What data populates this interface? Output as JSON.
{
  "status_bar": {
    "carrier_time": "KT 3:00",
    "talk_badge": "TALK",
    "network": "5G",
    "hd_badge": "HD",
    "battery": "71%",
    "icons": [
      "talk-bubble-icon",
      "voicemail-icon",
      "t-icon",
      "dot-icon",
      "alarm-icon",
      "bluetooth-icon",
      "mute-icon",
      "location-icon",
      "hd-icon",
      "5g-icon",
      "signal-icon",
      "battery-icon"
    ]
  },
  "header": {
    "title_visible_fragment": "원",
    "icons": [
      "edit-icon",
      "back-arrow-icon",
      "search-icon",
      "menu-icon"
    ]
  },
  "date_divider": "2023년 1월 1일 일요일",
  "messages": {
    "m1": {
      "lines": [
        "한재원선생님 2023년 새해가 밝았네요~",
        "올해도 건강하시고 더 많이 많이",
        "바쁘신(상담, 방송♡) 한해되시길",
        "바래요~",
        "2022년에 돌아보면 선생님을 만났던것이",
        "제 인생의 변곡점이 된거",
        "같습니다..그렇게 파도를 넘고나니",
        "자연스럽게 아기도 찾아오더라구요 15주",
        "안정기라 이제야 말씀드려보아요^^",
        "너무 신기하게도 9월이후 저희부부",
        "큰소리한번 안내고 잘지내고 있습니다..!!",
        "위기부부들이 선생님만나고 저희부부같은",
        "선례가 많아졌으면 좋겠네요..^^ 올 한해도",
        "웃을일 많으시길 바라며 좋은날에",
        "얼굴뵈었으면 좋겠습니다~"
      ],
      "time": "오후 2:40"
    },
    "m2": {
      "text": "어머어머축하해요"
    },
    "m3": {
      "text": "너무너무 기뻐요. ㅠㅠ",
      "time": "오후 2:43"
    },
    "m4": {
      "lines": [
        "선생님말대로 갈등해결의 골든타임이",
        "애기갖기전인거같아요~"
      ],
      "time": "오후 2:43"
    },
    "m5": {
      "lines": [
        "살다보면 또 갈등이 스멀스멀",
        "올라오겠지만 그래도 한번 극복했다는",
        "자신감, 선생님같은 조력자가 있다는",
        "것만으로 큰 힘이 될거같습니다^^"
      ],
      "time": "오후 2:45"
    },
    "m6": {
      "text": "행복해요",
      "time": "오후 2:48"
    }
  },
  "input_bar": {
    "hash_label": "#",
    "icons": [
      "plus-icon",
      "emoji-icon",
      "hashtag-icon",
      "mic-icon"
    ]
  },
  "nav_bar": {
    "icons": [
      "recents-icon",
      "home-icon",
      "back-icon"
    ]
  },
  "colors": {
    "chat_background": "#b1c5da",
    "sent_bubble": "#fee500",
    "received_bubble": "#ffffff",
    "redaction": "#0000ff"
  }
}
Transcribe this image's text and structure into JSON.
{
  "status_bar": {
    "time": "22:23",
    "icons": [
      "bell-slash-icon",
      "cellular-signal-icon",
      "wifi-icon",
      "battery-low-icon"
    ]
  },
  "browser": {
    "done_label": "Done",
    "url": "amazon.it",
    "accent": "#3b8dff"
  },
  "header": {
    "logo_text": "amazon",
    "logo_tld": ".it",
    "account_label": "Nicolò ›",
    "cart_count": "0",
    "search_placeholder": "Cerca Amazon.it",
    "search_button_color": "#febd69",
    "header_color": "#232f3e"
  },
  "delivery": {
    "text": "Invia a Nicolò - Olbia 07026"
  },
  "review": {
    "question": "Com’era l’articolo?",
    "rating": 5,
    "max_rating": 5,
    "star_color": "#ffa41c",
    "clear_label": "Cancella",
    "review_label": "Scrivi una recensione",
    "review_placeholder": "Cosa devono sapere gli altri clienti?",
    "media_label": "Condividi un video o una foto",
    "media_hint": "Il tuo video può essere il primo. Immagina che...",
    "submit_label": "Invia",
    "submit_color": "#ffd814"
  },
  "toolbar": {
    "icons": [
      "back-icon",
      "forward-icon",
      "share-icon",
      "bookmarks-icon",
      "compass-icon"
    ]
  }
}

════════════════════

■ Instructions to follow:
Return the entries above exactly as they appear.

■ Solution for this task:
What data populates this interface? Output as JSON.
{
  "status_bar": {
    "carrier_time": "KT 3:00",
    "talk_badge": "TALK",
    "network": "5G",
    "hd_badge": "HD",
    "battery": "71%",
    "icons": [
      "talk-bubble-icon",
      "voicemail-icon",
      "t-icon",
      "dot-icon",
      "alarm-icon",
      "bluetooth-icon",
      "mute-icon",
      "location-icon",
      "hd-icon",
      "5g-icon",
      "signal-icon",
      "battery-icon"
    ]
  },
  "header": {
    "title_visible_fragment": "원",
    "icons": [
      "edit-icon",
      "back-arrow-icon",
      "search-icon",
      "menu-icon"
    ]
  },
  "date_divider": "2023년 1월 1일 일요일",
  "messages": {
    "m1": {
      "lines": [
        "한재원선생님 2023년 새해가 밝았네요~",
        "올해도 건강하시고 더 많이 많이",
        "바쁘신(상담, 방송♡) 한해되시길",
        "바래요~",
        "2022년에 돌아보면 선생님을 만났던것이",
        "제 인생의 변곡점이 된거",
        "같습니다..그렇게 파도를 넘고나니",
        "자연스럽게 아기도 찾아오더라구요 15주",
        "안정기라 이제야 말씀드려보아요^^",
        "너무 신기하게도 9월이후 저희부부",
        "큰소리한번 안내고 잘지내고 있습니다..!!",
        "위기부부들이 선생님만나고 저희부부같은",
        "선례가 많아졌으면 좋겠네요..^^ 올 한해도",
        "웃을일 많으시길 바라며 좋은날에",
        "얼굴뵈었으면 좋겠습니다~"
      ],
      "time": "오후 2:40"
    },
    "m2": {
      "text": "어머어머축하해요"
    },
    "m3": {
      "text": "너무너무 기뻐요. ㅠㅠ",
      "time": "오후 2:43"
    },
    "m4": {
      "lines": [
        "선생님말대로 갈등해결의 골든타임이",
        "애기갖기전인거같아요~"
      ],
      "time": "오후 2:43"
    },
    "m5": {
      "lines": [
        "살다보면 또 갈등이 스멀스멀",
        "올라오겠지만 그래도 한번 극복했다는",
        "자신감, 선생님같은 조력자가 있다는",
        "것만으로 큰 힘이 될거같습니다^^"
      ],
      "time": "오후 2:45"
    },
    "m6": {
      "text": "행복해요",
      "time": "오후 2:48"
    }
  },
  "input_bar": {
    "hash_label": "#",
    "icons": [
      "plus-icon",
      "emoji-icon",
      "hashtag-icon",
      "mic-icon"
    ]
  },
  "nav_bar": {
    "icons": [
      "recents-icon",
      "home-icon",
      "back-icon"
    ]
  },
  "colors": {
    "chat_background": "#b1c5da",
    "sent_bubble": "#fee500",
    "received_bubble": "#ffffff",
    "redaction": "#0000ff"
  }
}
Transcribe this image's text and structure into JSON.
{
  "status_bar": {
    "time": "22:23",
    "icons": [
      "bell-slash-icon",
      "cellular-signal-icon",
      "wifi-icon",
      "battery-low-icon"
    ]
  },
  "browser": {
    "done_label": "Done",
    "url": "amazon.it",
    "accent": "#3b8dff"
  },
  "header": {
    "logo_text": "amazon",
    "logo_tld": ".it",
    "account_label": "Nicolò ›",
    "cart_count": "0",
    "search_placeholder": "Cerca Amazon.it",
    "search_button_color": "#febd69",
    "header_color": "#232f3e"
  },
  "delivery": {
    "text": "Invia a Nicolò - Olbia 07026"
  },
  "review": {
    "question": "Com’era l’articolo?",
    "rating": 5,
    "max_rating": 5,
    "star_color": "#ffa41c",
    "clear_label": "Cancella",
    "review_label": "Scrivi una recensione",
    "review_placeholder": "Cosa devono sapere gli altri clienti?",
    "media_label": "Condividi un video o una foto",
    "media_hint": "Il tuo video può essere il primo. Immagina che...",
    "submit_label": "Invia",
    "submit_color": "#ffd814"
  },
  "toolbar": {
    "icons": [
      "back-icon",
      "forward-icon",
      "share-icon",
      "bookmarks-icon",
      "compass-icon"
    ]
  }
}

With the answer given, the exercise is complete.